## Aim of the exercise
Show every line where "subtitle" occurs.

## Supplied data
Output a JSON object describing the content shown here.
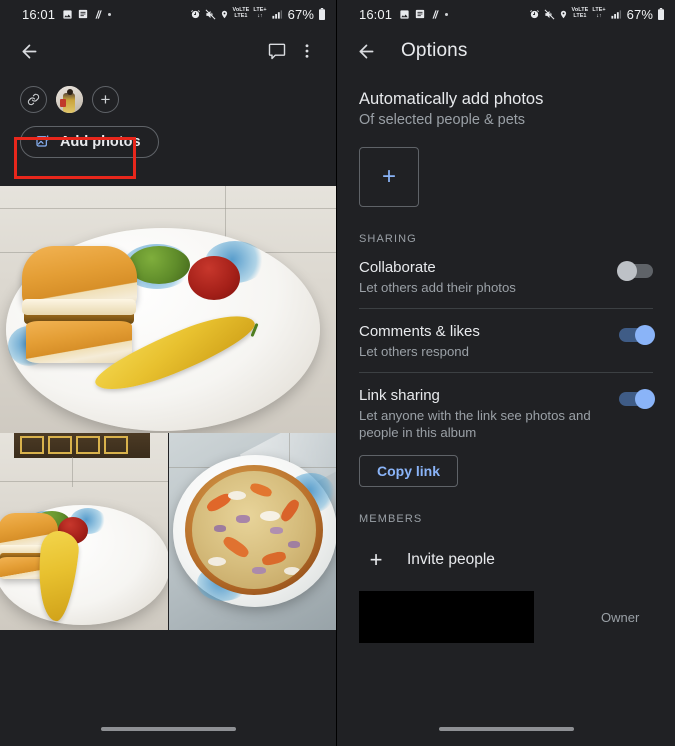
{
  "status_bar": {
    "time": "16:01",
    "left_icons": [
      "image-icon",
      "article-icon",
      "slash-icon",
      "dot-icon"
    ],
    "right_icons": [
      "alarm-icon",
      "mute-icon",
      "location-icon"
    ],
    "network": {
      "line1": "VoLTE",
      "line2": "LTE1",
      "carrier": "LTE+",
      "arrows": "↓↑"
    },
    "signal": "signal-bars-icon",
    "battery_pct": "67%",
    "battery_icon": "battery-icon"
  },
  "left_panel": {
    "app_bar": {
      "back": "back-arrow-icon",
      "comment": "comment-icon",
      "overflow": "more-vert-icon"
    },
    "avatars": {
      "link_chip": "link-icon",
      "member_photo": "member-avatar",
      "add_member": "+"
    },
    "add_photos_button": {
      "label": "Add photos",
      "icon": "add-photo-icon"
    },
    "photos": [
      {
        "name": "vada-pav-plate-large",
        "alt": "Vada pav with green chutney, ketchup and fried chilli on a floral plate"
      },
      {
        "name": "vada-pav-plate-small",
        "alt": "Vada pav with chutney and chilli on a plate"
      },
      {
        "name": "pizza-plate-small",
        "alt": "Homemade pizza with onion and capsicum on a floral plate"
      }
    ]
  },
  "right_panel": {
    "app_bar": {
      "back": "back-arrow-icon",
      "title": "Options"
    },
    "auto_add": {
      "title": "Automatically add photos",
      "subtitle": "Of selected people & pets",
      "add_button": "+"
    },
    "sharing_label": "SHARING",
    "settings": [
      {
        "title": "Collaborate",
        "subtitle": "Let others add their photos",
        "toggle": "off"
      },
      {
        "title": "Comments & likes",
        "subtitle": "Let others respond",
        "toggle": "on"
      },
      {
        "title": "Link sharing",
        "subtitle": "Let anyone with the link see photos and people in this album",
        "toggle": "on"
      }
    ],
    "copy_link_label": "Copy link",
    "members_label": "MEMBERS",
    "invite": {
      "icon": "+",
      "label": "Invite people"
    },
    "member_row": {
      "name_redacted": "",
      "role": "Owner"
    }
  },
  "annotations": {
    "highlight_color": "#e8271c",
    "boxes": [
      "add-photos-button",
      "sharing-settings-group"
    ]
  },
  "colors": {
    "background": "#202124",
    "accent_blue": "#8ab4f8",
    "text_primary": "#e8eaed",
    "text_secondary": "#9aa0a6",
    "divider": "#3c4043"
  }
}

## Result below
      "subtitle": "Of selected people & pets",
        "subtitle": "Let others add their photos",
        "subtitle": "Let others respond",
        "subtitle": "Let anyone with the link see photos and people in this album",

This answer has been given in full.